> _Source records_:
══════

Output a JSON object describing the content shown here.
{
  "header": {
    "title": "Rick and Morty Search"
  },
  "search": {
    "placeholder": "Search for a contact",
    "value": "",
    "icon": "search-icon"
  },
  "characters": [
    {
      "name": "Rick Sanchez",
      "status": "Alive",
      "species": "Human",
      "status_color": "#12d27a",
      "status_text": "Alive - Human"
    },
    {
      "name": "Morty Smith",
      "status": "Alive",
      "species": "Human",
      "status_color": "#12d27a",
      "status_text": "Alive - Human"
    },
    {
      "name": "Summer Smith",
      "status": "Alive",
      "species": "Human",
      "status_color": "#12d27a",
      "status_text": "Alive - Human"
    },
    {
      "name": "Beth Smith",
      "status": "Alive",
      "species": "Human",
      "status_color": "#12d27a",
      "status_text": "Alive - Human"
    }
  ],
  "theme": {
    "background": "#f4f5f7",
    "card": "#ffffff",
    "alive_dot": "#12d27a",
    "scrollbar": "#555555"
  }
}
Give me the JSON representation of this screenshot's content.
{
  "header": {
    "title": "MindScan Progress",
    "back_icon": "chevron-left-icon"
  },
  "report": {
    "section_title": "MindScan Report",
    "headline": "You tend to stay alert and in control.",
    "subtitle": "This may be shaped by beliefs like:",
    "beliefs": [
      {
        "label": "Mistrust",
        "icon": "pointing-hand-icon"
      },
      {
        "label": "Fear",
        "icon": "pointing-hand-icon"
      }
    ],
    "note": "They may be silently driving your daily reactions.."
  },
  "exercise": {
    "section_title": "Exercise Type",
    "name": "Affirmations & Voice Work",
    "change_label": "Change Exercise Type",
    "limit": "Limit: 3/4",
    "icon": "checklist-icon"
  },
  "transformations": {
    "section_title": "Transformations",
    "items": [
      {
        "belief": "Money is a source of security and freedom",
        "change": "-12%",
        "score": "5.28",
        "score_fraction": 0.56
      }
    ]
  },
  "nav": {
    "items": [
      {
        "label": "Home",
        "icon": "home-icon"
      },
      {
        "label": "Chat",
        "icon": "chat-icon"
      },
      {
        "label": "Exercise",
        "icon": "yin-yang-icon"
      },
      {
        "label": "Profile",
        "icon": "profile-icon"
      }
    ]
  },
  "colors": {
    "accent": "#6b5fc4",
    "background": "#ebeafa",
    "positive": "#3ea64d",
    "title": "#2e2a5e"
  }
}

══════

> _STATED GOAL_: Find every line above that contains the word "background", and return each one.

> _SOLUTION BELOW_:
    "background": "#f4f5f7",
    "background": "#ebeafa",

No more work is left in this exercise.